__Stated exercise__
Leave out the images and repeat the listing below without a single change.

## begin Provided entries

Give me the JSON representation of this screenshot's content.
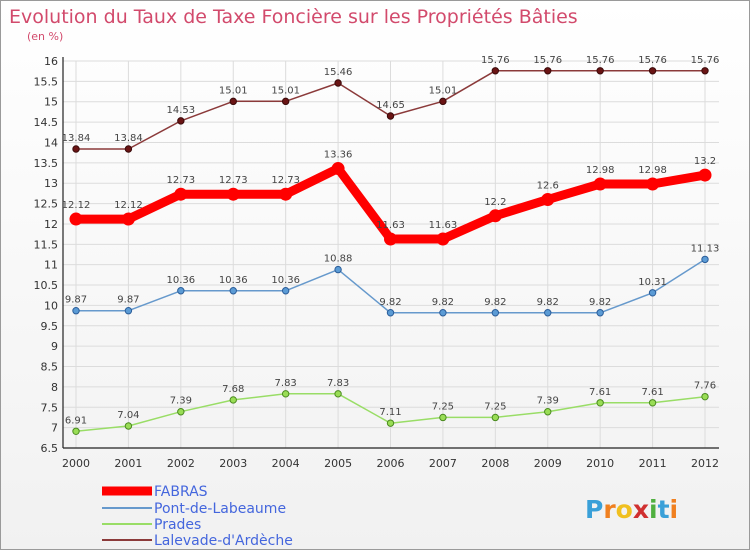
{
  "chart_data": {
    "type": "line",
    "title": "Evolution du Taux de Taxe Foncière sur les Propriétés Bâties",
    "subtitle": "(en %)",
    "x": [
      "2000",
      "2001",
      "2002",
      "2003",
      "2004",
      "2005",
      "2006",
      "2007",
      "2008",
      "2009",
      "2010",
      "2011",
      "2012"
    ],
    "ylim": [
      6.5,
      16
    ],
    "yticks": [
      "6.5",
      "7",
      "7.5",
      "8",
      "8.5",
      "9",
      "9.5",
      "10",
      "10.5",
      "11",
      "11.5",
      "12",
      "12.5",
      "13",
      "13.5",
      "14",
      "14.5",
      "15",
      "15.5",
      "16"
    ],
    "grid": true,
    "legend_position": "bottom-left",
    "series": [
      {
        "name": "FABRAS",
        "color": "#ff0000",
        "values": [
          12.12,
          12.12,
          12.73,
          12.73,
          12.73,
          13.36,
          11.63,
          11.63,
          12.2,
          12.6,
          12.98,
          12.98,
          13.2
        ],
        "labels": [
          "12.12",
          "12.12",
          "12.73",
          "12.73",
          "12.73",
          "13.36",
          "11.63",
          "11.63",
          "12.2",
          "12.6",
          "12.98",
          "12.98",
          "13.2"
        ]
      },
      {
        "name": "Pont-de-Labeaume",
        "color": "#6699cc",
        "values": [
          9.87,
          9.87,
          10.36,
          10.36,
          10.36,
          10.88,
          9.82,
          9.82,
          9.82,
          9.82,
          9.82,
          10.31,
          11.13
        ],
        "labels": [
          "9.87",
          "9.87",
          "10.36",
          "10.36",
          "10.36",
          "10.88",
          "9.82",
          "9.82",
          "9.82",
          "9.82",
          "9.82",
          "10.31",
          "11.13"
        ]
      },
      {
        "name": "Prades",
        "color": "#99dd66",
        "values": [
          6.91,
          7.04,
          7.39,
          7.68,
          7.83,
          7.83,
          7.11,
          7.25,
          7.25,
          7.39,
          7.61,
          7.61,
          7.76
        ],
        "labels": [
          "6.91",
          "7.04",
          "7.39",
          "7.68",
          "7.83",
          "7.83",
          "7.11",
          "7.25",
          "7.25",
          "7.39",
          "7.61",
          "7.61",
          "7.76"
        ]
      },
      {
        "name": "Lalevade-d'Ardèche",
        "color": "#8b3a3a",
        "values": [
          13.84,
          13.84,
          14.53,
          15.01,
          15.01,
          15.46,
          14.65,
          15.01,
          15.76,
          15.76,
          15.76,
          15.76,
          15.76
        ],
        "labels": [
          "13.84",
          "13.84",
          "14.53",
          "15.01",
          "15.01",
          "15.46",
          "14.65",
          "15.01",
          "15.76",
          "15.76",
          "15.76",
          "15.76",
          "15.76"
        ]
      }
    ]
  },
  "logo": {
    "letters": [
      "P",
      "r",
      "o",
      "x",
      "i",
      "t",
      "i"
    ],
    "colors": [
      "#3aa0d8",
      "#f08020",
      "#f0c020",
      "#d03030",
      "#50b040",
      "#3aa0d8",
      "#f08020"
    ]
  },
  "legend_text_color": "#4466dd"
}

## end Provided entries

__Task response__
Give me the JSON representation of this screenshot's content.
{
  "chart_data": {
    "type": "line",
    "title": "Evolution du Taux de Taxe Foncière sur les Propriétés Bâties",
    "subtitle": "(en %)",
    "x": [
      "2000",
      "2001",
      "2002",
      "2003",
      "2004",
      "2005",
      "2006",
      "2007",
      "2008",
      "2009",
      "2010",
      "2011",
      "2012"
    ],
    "ylim": [
      6.5,
      16
    ],
    "yticks": [
      "6.5",
      "7",
      "7.5",
      "8",
      "8.5",
      "9",
      "9.5",
      "10",
      "10.5",
      "11",
      "11.5",
      "12",
      "12.5",
      "13",
      "13.5",
      "14",
      "14.5",
      "15",
      "15.5",
      "16"
    ],
    "grid": true,
    "legend_position": "bottom-left",
    "series": [
      {
        "name": "FABRAS",
        "color": "#ff0000",
        "values": [
          12.12,
          12.12,
          12.73,
          12.73,
          12.73,
          13.36,
          11.63,
          11.63,
          12.2,
          12.6,
          12.98,
          12.98,
          13.2
        ],
        "labels": [
          "12.12",
          "12.12",
          "12.73",
          "12.73",
          "12.73",
          "13.36",
          "11.63",
          "11.63",
          "12.2",
          "12.6",
          "12.98",
          "12.98",
          "13.2"
        ]
      },
      {
        "name": "Pont-de-Labeaume",
        "color": "#6699cc",
        "values": [
          9.87,
          9.87,
          10.36,
          10.36,
          10.36,
          10.88,
          9.82,
          9.82,
          9.82,
          9.82,
          9.82,
          10.31,
          11.13
        ],
        "labels": [
          "9.87",
          "9.87",
          "10.36",
          "10.36",
          "10.36",
          "10.88",
          "9.82",
          "9.82",
          "9.82",
          "9.82",
          "9.82",
          "10.31",
          "11.13"
        ]
      },
      {
        "name": "Prades",
        "color": "#99dd66",
        "values": [
          6.91,
          7.04,
          7.39,
          7.68,
          7.83,
          7.83,
          7.11,
          7.25,
          7.25,
          7.39,
          7.61,
          7.61,
          7.76
        ],
        "labels": [
          "6.91",
          "7.04",
          "7.39",
          "7.68",
          "7.83",
          "7.83",
          "7.11",
          "7.25",
          "7.25",
          "7.39",
          "7.61",
          "7.61",
          "7.76"
        ]
      },
      {
        "name": "Lalevade-d'Ardèche",
        "color": "#8b3a3a",
        "values": [
          13.84,
          13.84,
          14.53,
          15.01,
          15.01,
          15.46,
          14.65,
          15.01,
          15.76,
          15.76,
          15.76,
          15.76,
          15.76
        ],
        "labels": [
          "13.84",
          "13.84",
          "14.53",
          "15.01",
          "15.01",
          "15.46",
          "14.65",
          "15.01",
          "15.76",
          "15.76",
          "15.76",
          "15.76",
          "15.76"
        ]
      }
    ]
  },
  "logo": {
    "letters": [
      "P",
      "r",
      "o",
      "x",
      "i",
      "t",
      "i"
    ],
    "colors": [
      "#3aa0d8",
      "#f08020",
      "#f0c020",
      "#d03030",
      "#50b040",
      "#3aa0d8",
      "#f08020"
    ]
  },
  "legend_text_color": "#4466dd"
}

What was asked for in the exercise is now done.